> TASK:
Please answer these questions using the 53BP1 figure caption below.
1. Which cell line was infected with the shRNA constructs?
2. For how long were the cells selected in puromycin?
3. What marks the examples of micronuclei in the images?

> SOURCE DOCUMENT:
Research Paper Volume 3, Issue 9 pp 836—845

53BP1 contributes to a robust genomic stability in human fibroblasts


Figure 4. 53BP1 depletion increases chromosomal instability in WI38 human fibroblasts. WI38 normal human fibroblasts were infected with one of two 53BP1 shRNA constructs (sh53BP1 A or sh53BP1 B) or a scrambled shRNA construct for 24 hours and selected in puromycin for 72 hours. (A) Representative Western blot and densitometric quantitation showing 53BP1 protein levels as a percentage of scrambled control (set as 1 on y-axis). β-actin levels are included as a loading control. (B) Quantitation of micronuclei-positive cells following infection with scrambled or 53BP1 shRNA constructs. Both control, non-damaged cells and cells damaged with 1.5ug/mL neocarzinostatin (NCS) for 2 hours are shown. Data are pooled from three replicates, and at least 400 cells were counted for each condition. Positive cells contain at least one micronucleus. Error bars indicate standard deviation. **P<0.01; ***P<0.001. (C) Representative images depicting micronuclei and 53BP1 foci in control and 53BP1-depleted human fibroblasts. Both non-damaged and damaged (NCS) cells were prepared as in (B) and stained with DAPI and anti-53BP1 (green). Images showing nuclear structure are depicted for both wild-type fibroblasts and fibroblasts infected with one of two 53BP1 shRNA constructs, and examples of micronuclei are marked with white arrows.

[Records drawn from a dataset]
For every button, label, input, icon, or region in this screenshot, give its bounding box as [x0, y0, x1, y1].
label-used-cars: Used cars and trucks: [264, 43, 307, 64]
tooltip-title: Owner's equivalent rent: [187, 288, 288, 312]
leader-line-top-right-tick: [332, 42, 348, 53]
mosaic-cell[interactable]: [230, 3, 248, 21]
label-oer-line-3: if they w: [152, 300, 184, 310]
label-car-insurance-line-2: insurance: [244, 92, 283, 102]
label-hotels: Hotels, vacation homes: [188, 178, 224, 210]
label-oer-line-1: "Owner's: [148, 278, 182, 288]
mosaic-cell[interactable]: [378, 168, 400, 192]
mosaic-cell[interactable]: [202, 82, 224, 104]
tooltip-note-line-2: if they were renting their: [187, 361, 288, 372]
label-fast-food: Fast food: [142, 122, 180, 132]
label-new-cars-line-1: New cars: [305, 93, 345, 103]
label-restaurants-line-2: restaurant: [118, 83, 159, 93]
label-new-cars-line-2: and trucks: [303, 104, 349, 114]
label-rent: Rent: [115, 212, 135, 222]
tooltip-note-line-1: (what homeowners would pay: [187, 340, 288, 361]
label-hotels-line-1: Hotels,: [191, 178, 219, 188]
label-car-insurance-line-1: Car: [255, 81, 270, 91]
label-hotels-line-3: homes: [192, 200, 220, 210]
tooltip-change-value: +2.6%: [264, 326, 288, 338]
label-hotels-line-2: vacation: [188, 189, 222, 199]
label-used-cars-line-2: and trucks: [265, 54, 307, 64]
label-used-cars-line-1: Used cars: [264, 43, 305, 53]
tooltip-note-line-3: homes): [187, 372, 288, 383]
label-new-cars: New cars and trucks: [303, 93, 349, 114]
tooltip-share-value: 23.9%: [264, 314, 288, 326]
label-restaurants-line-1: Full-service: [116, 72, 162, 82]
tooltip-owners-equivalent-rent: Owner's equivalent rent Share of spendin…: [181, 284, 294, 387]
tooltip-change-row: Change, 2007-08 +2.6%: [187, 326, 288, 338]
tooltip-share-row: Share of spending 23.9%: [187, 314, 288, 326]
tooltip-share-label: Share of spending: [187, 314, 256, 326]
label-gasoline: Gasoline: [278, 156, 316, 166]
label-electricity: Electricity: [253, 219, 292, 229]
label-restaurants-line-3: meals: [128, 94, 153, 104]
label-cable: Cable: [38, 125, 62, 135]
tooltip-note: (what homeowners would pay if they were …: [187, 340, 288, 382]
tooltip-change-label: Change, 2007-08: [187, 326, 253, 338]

> COMPLETED EXERCISE:
1. WI38 normal human fibroblasts.
2. 72 hours.
3. White arrows.